___ Material supplied ___

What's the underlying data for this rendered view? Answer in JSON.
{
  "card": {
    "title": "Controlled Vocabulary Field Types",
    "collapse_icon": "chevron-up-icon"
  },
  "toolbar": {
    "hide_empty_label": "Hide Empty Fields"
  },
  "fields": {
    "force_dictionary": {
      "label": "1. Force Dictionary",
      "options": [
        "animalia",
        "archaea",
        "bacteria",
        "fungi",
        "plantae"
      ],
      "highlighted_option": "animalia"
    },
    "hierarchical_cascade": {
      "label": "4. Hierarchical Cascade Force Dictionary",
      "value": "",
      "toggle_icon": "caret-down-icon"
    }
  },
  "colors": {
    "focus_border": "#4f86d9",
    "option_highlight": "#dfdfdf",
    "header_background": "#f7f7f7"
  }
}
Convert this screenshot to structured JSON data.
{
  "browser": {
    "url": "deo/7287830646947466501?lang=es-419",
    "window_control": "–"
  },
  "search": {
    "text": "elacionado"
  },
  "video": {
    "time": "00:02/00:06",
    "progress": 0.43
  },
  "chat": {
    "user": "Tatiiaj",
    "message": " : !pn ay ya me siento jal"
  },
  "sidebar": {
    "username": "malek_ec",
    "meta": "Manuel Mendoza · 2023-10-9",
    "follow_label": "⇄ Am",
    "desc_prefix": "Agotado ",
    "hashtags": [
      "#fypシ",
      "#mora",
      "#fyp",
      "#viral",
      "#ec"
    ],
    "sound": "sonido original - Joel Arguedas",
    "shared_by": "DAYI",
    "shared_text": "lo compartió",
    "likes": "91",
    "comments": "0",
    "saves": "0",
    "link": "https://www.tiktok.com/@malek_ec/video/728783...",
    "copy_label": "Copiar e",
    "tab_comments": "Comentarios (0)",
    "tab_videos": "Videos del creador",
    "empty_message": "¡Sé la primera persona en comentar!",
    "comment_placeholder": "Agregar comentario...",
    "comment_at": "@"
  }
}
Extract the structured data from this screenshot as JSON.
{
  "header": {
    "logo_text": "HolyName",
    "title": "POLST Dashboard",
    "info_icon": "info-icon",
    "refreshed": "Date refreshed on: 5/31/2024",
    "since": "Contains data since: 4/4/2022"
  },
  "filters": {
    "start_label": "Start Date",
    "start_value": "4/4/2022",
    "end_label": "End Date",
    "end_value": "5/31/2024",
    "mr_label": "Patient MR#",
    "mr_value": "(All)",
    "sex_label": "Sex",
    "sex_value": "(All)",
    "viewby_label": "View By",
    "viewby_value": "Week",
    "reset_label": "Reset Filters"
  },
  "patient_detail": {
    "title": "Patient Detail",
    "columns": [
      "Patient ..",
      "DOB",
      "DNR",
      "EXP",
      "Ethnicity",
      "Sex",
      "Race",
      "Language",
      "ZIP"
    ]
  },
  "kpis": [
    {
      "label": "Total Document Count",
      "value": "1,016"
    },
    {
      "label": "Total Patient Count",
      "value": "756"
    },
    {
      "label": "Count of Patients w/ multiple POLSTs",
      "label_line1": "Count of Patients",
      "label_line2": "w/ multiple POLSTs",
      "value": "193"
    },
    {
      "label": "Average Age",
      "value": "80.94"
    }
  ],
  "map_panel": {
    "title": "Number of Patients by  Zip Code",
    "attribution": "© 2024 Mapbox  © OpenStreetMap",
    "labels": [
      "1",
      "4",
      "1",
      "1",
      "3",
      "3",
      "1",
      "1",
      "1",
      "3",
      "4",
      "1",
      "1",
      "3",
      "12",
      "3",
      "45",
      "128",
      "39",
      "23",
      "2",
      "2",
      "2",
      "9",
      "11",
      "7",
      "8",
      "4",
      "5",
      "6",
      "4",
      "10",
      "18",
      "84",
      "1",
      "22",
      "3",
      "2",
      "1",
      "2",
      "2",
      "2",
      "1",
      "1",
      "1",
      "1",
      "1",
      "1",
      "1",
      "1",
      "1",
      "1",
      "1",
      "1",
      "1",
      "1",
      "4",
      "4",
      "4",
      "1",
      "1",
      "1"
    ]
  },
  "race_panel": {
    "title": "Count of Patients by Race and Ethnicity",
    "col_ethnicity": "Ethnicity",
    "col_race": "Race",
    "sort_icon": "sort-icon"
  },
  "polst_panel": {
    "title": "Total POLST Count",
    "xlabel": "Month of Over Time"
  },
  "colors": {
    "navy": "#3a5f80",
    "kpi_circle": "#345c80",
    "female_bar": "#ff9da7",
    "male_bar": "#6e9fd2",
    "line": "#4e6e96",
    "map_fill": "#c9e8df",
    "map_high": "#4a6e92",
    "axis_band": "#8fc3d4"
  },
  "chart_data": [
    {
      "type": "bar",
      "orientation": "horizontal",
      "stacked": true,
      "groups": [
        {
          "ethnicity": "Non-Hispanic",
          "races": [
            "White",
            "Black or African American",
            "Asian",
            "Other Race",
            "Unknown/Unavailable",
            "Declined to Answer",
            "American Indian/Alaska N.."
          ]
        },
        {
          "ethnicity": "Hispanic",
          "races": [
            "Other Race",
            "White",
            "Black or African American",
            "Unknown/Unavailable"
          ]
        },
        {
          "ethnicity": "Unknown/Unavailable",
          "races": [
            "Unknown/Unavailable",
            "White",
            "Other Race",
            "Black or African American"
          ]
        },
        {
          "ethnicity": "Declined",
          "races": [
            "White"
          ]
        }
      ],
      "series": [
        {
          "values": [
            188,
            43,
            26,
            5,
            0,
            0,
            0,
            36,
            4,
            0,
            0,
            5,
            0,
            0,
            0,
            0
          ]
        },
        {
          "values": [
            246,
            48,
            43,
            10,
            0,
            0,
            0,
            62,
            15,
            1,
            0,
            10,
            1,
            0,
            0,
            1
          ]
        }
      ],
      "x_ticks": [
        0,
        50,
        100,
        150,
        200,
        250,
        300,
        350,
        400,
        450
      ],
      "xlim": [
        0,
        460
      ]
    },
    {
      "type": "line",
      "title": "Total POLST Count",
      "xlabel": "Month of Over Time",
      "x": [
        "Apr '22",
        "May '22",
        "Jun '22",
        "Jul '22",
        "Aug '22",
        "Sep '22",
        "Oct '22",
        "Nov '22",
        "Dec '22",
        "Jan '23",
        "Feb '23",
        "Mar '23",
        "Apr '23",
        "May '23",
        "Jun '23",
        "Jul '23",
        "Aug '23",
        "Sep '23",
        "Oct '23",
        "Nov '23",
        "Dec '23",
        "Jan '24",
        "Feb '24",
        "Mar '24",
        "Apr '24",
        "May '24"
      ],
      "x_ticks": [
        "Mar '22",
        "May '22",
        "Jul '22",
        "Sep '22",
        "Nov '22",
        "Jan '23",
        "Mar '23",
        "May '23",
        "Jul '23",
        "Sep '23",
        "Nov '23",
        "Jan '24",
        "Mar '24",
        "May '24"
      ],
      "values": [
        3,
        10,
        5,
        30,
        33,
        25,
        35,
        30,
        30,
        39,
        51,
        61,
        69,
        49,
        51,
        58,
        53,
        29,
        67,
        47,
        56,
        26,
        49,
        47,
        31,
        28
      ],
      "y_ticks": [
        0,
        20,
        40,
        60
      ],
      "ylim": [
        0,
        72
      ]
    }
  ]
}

___

## The problem
Copy the records above. Leave out nothing.

## Result of the exercise
What's the underlying data for this rendered view? Answer in JSON.
{
  "card": {
    "title": "Controlled Vocabulary Field Types",
    "collapse_icon": "chevron-up-icon"
  },
  "toolbar": {
    "hide_empty_label": "Hide Empty Fields"
  },
  "fields": {
    "force_dictionary": {
      "label": "1. Force Dictionary",
      "options": [
        "animalia",
        "archaea",
        "bacteria",
        "fungi",
        "plantae"
      ],
      "highlighted_option": "animalia"
    },
    "hierarchical_cascade": {
      "label": "4. Hierarchical Cascade Force Dictionary",
      "value": "",
      "toggle_icon": "caret-down-icon"
    }
  },
  "colors": {
    "focus_border": "#4f86d9",
    "option_highlight": "#dfdfdf",
    "header_background": "#f7f7f7"
  }
}
Convert this screenshot to structured JSON data.
{
  "browser": {
    "url": "deo/7287830646947466501?lang=es-419",
    "window_control": "–"
  },
  "search": {
    "text": "elacionado"
  },
  "video": {
    "time": "00:02/00:06",
    "progress": 0.43
  },
  "chat": {
    "user": "Tatiiaj",
    "message": " : !pn ay ya me siento jal"
  },
  "sidebar": {
    "username": "malek_ec",
    "meta": "Manuel Mendoza · 2023-10-9",
    "follow_label": "⇄ Am",
    "desc_prefix": "Agotado ",
    "hashtags": [
      "#fypシ",
      "#mora",
      "#fyp",
      "#viral",
      "#ec"
    ],
    "sound": "sonido original - Joel Arguedas",
    "shared_by": "DAYI",
    "shared_text": "lo compartió",
    "likes": "91",
    "comments": "0",
    "saves": "0",
    "link": "https://www.tiktok.com/@malek_ec/video/728783...",
    "copy_label": "Copiar e",
    "tab_comments": "Comentarios (0)",
    "tab_videos": "Videos del creador",
    "empty_message": "¡Sé la primera persona en comentar!",
    "comment_placeholder": "Agregar comentario...",
    "comment_at": "@"
  }
}
Extract the structured data from this screenshot as JSON.
{
  "header": {
    "logo_text": "HolyName",
    "title": "POLST Dashboard",
    "info_icon": "info-icon",
    "refreshed": "Date refreshed on: 5/31/2024",
    "since": "Contains data since: 4/4/2022"
  },
  "filters": {
    "start_label": "Start Date",
    "start_value": "4/4/2022",
    "end_label": "End Date",
    "end_value": "5/31/2024",
    "mr_label": "Patient MR#",
    "mr_value": "(All)",
    "sex_label": "Sex",
    "sex_value": "(All)",
    "viewby_label": "View By",
    "viewby_value": "Week",
    "reset_label": "Reset Filters"
  },
  "patient_detail": {
    "title": "Patient Detail",
    "columns": [
      "Patient ..",
      "DOB",
      "DNR",
      "EXP",
      "Ethnicity",
      "Sex",
      "Race",
      "Language",
      "ZIP"
    ]
  },
  "kpis": [
    {
      "label": "Total Document Count",
      "value": "1,016"
    },
    {
      "label": "Total Patient Count",
      "value": "756"
    },
    {
      "label": "Count of Patients w/ multiple POLSTs",
      "label_line1": "Count of Patients",
      "label_line2": "w/ multiple POLSTs",
      "value": "193"
    },
    {
      "label": "Average Age",
      "value": "80.94"
    }
  ],
  "map_panel": {
    "title": "Number of Patients by  Zip Code",
    "attribution": "© 2024 Mapbox  © OpenStreetMap",
    "labels": [
      "1",
      "4",
      "1",
      "1",
      "3",
      "3",
      "1",
      "1",
      "1",
      "3",
      "4",
      "1",
      "1",
      "3",
      "12",
      "3",
      "45",
      "128",
      "39",
      "23",
      "2",
      "2",
      "2",
      "9",
      "11",
      "7",
      "8",
      "4",
      "5",
      "6",
      "4",
      "10",
      "18",
      "84",
      "1",
      "22",
      "3",
      "2",
      "1",
      "2",
      "2",
      "2",
      "1",
      "1",
      "1",
      "1",
      "1",
      "1",
      "1",
      "1",
      "1",
      "1",
      "1",
      "1",
      "1",
      "1",
      "4",
      "4",
      "4",
      "1",
      "1",
      "1"
    ]
  },
  "race_panel": {
    "title": "Count of Patients by Race and Ethnicity",
    "col_ethnicity": "Ethnicity",
    "col_race": "Race",
    "sort_icon": "sort-icon"
  },
  "polst_panel": {
    "title": "Total POLST Count",
    "xlabel": "Month of Over Time"
  },
  "colors": {
    "navy": "#3a5f80",
    "kpi_circle": "#345c80",
    "female_bar": "#ff9da7",
    "male_bar": "#6e9fd2",
    "line": "#4e6e96",
    "map_fill": "#c9e8df",
    "map_high": "#4a6e92",
    "axis_band": "#8fc3d4"
  },
  "chart_data": [
    {
      "type": "bar",
      "orientation": "horizontal",
      "stacked": true,
      "groups": [
        {
          "ethnicity": "Non-Hispanic",
          "races": [
            "White",
            "Black or African American",
            "Asian",
            "Other Race",
            "Unknown/Unavailable",
            "Declined to Answer",
            "American Indian/Alaska N.."
          ]
        },
        {
          "ethnicity": "Hispanic",
          "races": [
            "Other Race",
            "White",
            "Black or African American",
            "Unknown/Unavailable"
          ]
        },
        {
          "ethnicity": "Unknown/Unavailable",
          "races": [
            "Unknown/Unavailable",
            "White",
            "Other Race",
            "Black or African American"
          ]
        },
        {
          "ethnicity": "Declined",
          "races": [
            "White"
          ]
        }
      ],
      "series": [
        {
          "values": [
            188,
            43,
            26,
            5,
            0,
            0,
            0,
            36,
            4,
            0,
            0,
            5,
            0,
            0,
            0,
            0
          ]
        },
        {
          "values": [
            246,
            48,
            43,
            10,
            0,
            0,
            0,
            62,
            15,
            1,
            0,
            10,
            1,
            0,
            0,
            1
          ]
        }
      ],
      "x_ticks": [
        0,
        50,
        100,
        150,
        200,
        250,
        300,
        350,
        400,
        450
      ],
      "xlim": [
        0,
        460
      ]
    },
    {
      "type": "line",
      "title": "Total POLST Count",
      "xlabel": "Month of Over Time",
      "x": [
        "Apr '22",
        "May '22",
        "Jun '22",
        "Jul '22",
        "Aug '22",
        "Sep '22",
        "Oct '22",
        "Nov '22",
        "Dec '22",
        "Jan '23",
        "Feb '23",
        "Mar '23",
        "Apr '23",
        "May '23",
        "Jun '23",
        "Jul '23",
        "Aug '23",
        "Sep '23",
        "Oct '23",
        "Nov '23",
        "Dec '23",
        "Jan '24",
        "Feb '24",
        "Mar '24",
        "Apr '24",
        "May '24"
      ],
      "x_ticks": [
        "Mar '22",
        "May '22",
        "Jul '22",
        "Sep '22",
        "Nov '22",
        "Jan '23",
        "Mar '23",
        "May '23",
        "Jul '23",
        "Sep '23",
        "Nov '23",
        "Jan '24",
        "Mar '24",
        "May '24"
      ],
      "values": [
        3,
        10,
        5,
        30,
        33,
        25,
        35,
        30,
        30,
        39,
        51,
        61,
        69,
        49,
        51,
        58,
        53,
        29,
        67,
        47,
        56,
        26,
        49,
        47,
        31,
        28
      ],
      "y_ticks": [
        0,
        20,
        40,
        60
      ],
      "ylim": [
        0,
        72
      ]
    }
  ]
}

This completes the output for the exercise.